** BEGIN Data rows **
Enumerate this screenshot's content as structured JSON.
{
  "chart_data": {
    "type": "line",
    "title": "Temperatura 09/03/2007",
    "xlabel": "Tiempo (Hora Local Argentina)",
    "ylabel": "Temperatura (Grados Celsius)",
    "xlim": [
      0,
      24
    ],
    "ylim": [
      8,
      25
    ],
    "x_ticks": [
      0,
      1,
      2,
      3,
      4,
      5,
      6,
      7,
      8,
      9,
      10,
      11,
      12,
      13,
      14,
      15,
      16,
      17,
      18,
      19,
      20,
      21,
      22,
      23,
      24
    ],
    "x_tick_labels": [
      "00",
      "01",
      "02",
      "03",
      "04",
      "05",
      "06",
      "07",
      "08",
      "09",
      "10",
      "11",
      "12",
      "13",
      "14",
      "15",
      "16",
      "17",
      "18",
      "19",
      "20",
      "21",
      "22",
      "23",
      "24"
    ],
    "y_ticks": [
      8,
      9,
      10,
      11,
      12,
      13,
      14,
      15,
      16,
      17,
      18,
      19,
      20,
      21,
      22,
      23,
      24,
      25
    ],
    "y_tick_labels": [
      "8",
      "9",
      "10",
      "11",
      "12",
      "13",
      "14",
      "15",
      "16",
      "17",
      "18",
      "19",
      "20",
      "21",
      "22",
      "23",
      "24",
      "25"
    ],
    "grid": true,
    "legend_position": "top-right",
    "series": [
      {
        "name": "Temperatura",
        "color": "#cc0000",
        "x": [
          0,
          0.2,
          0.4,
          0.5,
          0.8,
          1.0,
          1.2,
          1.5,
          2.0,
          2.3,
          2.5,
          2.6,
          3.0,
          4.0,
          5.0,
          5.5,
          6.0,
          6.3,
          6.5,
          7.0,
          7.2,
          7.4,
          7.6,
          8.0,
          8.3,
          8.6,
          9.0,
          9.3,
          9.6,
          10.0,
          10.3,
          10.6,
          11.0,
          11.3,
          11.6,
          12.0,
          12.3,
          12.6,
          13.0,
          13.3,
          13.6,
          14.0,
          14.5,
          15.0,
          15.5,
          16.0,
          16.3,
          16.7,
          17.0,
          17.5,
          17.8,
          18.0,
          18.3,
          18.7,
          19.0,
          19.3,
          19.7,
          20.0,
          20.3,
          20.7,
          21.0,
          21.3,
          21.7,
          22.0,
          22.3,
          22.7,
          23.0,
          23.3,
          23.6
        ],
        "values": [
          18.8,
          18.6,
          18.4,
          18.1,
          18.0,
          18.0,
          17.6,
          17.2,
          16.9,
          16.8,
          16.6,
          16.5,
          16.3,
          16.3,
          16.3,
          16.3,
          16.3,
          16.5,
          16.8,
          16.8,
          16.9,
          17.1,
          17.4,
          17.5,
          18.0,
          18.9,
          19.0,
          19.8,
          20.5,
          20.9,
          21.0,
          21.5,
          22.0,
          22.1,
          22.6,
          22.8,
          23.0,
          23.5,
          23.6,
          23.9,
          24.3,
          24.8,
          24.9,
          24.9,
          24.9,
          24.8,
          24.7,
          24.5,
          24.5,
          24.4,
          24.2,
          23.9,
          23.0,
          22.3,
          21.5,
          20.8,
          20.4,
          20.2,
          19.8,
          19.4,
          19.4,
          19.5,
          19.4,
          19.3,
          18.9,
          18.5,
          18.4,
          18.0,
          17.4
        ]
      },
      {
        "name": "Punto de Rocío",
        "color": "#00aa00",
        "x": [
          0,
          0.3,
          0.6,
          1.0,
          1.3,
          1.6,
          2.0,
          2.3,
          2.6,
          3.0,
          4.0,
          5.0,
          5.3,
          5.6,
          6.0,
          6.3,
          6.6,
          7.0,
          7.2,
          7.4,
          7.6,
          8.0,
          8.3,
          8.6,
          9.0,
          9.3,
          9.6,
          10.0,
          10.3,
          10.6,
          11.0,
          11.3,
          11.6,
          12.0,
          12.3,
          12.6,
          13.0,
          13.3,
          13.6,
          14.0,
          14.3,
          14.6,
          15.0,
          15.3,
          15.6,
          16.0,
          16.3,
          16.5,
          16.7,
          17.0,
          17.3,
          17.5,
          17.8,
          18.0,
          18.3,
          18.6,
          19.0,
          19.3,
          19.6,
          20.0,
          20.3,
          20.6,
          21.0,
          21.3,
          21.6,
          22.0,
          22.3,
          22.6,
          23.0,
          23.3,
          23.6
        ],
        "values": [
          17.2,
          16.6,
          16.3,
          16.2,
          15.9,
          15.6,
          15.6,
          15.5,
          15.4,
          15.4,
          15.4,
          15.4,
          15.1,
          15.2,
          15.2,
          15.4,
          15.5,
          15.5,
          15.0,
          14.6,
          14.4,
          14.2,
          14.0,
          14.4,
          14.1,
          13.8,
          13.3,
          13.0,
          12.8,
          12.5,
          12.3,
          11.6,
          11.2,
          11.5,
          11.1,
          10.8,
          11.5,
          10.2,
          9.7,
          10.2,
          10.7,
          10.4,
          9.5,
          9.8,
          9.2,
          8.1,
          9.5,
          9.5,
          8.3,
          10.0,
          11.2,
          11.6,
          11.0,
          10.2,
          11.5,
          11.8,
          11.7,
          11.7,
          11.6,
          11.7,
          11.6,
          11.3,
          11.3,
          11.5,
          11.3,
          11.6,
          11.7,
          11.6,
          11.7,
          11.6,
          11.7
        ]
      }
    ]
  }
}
** END Data rows **
▶ To be done:
Return all of the data word for word.

▶ Solution to the exercise:
Enumerate this screenshot's content as structured JSON.
{
  "chart_data": {
    "type": "line",
    "title": "Temperatura 09/03/2007",
    "xlabel": "Tiempo (Hora Local Argentina)",
    "ylabel": "Temperatura (Grados Celsius)",
    "xlim": [
      0,
      24
    ],
    "ylim": [
      8,
      25
    ],
    "x_ticks": [
      0,
      1,
      2,
      3,
      4,
      5,
      6,
      7,
      8,
      9,
      10,
      11,
      12,
      13,
      14,
      15,
      16,
      17,
      18,
      19,
      20,
      21,
      22,
      23,
      24
    ],
    "x_tick_labels": [
      "00",
      "01",
      "02",
      "03",
      "04",
      "05",
      "06",
      "07",
      "08",
      "09",
      "10",
      "11",
      "12",
      "13",
      "14",
      "15",
      "16",
      "17",
      "18",
      "19",
      "20",
      "21",
      "22",
      "23",
      "24"
    ],
    "y_ticks": [
      8,
      9,
      10,
      11,
      12,
      13,
      14,
      15,
      16,
      17,
      18,
      19,
      20,
      21,
      22,
      23,
      24,
      25
    ],
    "y_tick_labels": [
      "8",
      "9",
      "10",
      "11",
      "12",
      "13",
      "14",
      "15",
      "16",
      "17",
      "18",
      "19",
      "20",
      "21",
      "22",
      "23",
      "24",
      "25"
    ],
    "grid": true,
    "legend_position": "top-right",
    "series": [
      {
        "name": "Temperatura",
        "color": "#cc0000",
        "x": [
          0,
          0.2,
          0.4,
          0.5,
          0.8,
          1.0,
          1.2,
          1.5,
          2.0,
          2.3,
          2.5,
          2.6,
          3.0,
          4.0,
          5.0,
          5.5,
          6.0,
          6.3,
          6.5,
          7.0,
          7.2,
          7.4,
          7.6,
          8.0,
          8.3,
          8.6,
          9.0,
          9.3,
          9.6,
          10.0,
          10.3,
          10.6,
          11.0,
          11.3,
          11.6,
          12.0,
          12.3,
          12.6,
          13.0,
          13.3,
          13.6,
          14.0,
          14.5,
          15.0,
          15.5,
          16.0,
          16.3,
          16.7,
          17.0,
          17.5,
          17.8,
          18.0,
          18.3,
          18.7,
          19.0,
          19.3,
          19.7,
          20.0,
          20.3,
          20.7,
          21.0,
          21.3,
          21.7,
          22.0,
          22.3,
          22.7,
          23.0,
          23.3,
          23.6
        ],
        "values": [
          18.8,
          18.6,
          18.4,
          18.1,
          18.0,
          18.0,
          17.6,
          17.2,
          16.9,
          16.8,
          16.6,
          16.5,
          16.3,
          16.3,
          16.3,
          16.3,
          16.3,
          16.5,
          16.8,
          16.8,
          16.9,
          17.1,
          17.4,
          17.5,
          18.0,
          18.9,
          19.0,
          19.8,
          20.5,
          20.9,
          21.0,
          21.5,
          22.0,
          22.1,
          22.6,
          22.8,
          23.0,
          23.5,
          23.6,
          23.9,
          24.3,
          24.8,
          24.9,
          24.9,
          24.9,
          24.8,
          24.7,
          24.5,
          24.5,
          24.4,
          24.2,
          23.9,
          23.0,
          22.3,
          21.5,
          20.8,
          20.4,
          20.2,
          19.8,
          19.4,
          19.4,
          19.5,
          19.4,
          19.3,
          18.9,
          18.5,
          18.4,
          18.0,
          17.4
        ]
      },
      {
        "name": "Punto de Rocío",
        "color": "#00aa00",
        "x": [
          0,
          0.3,
          0.6,
          1.0,
          1.3,
          1.6,
          2.0,
          2.3,
          2.6,
          3.0,
          4.0,
          5.0,
          5.3,
          5.6,
          6.0,
          6.3,
          6.6,
          7.0,
          7.2,
          7.4,
          7.6,
          8.0,
          8.3,
          8.6,
          9.0,
          9.3,
          9.6,
          10.0,
          10.3,
          10.6,
          11.0,
          11.3,
          11.6,
          12.0,
          12.3,
          12.6,
          13.0,
          13.3,
          13.6,
          14.0,
          14.3,
          14.6,
          15.0,
          15.3,
          15.6,
          16.0,
          16.3,
          16.5,
          16.7,
          17.0,
          17.3,
          17.5,
          17.8,
          18.0,
          18.3,
          18.6,
          19.0,
          19.3,
          19.6,
          20.0,
          20.3,
          20.6,
          21.0,
          21.3,
          21.6,
          22.0,
          22.3,
          22.6,
          23.0,
          23.3,
          23.6
        ],
        "values": [
          17.2,
          16.6,
          16.3,
          16.2,
          15.9,
          15.6,
          15.6,
          15.5,
          15.4,
          15.4,
          15.4,
          15.4,
          15.1,
          15.2,
          15.2,
          15.4,
          15.5,
          15.5,
          15.0,
          14.6,
          14.4,
          14.2,
          14.0,
          14.4,
          14.1,
          13.8,
          13.3,
          13.0,
          12.8,
          12.5,
          12.3,
          11.6,
          11.2,
          11.5,
          11.1,
          10.8,
          11.5,
          10.2,
          9.7,
          10.2,
          10.7,
          10.4,
          9.5,
          9.8,
          9.2,
          8.1,
          9.5,
          9.5,
          8.3,
          10.0,
          11.2,
          11.6,
          11.0,
          10.2,
          11.5,
          11.8,
          11.7,
          11.7,
          11.6,
          11.7,
          11.6,
          11.3,
          11.3,
          11.5,
          11.3,
          11.6,
          11.7,
          11.6,
          11.7,
          11.6,
          11.7
        ]
      }
    ]
  }
}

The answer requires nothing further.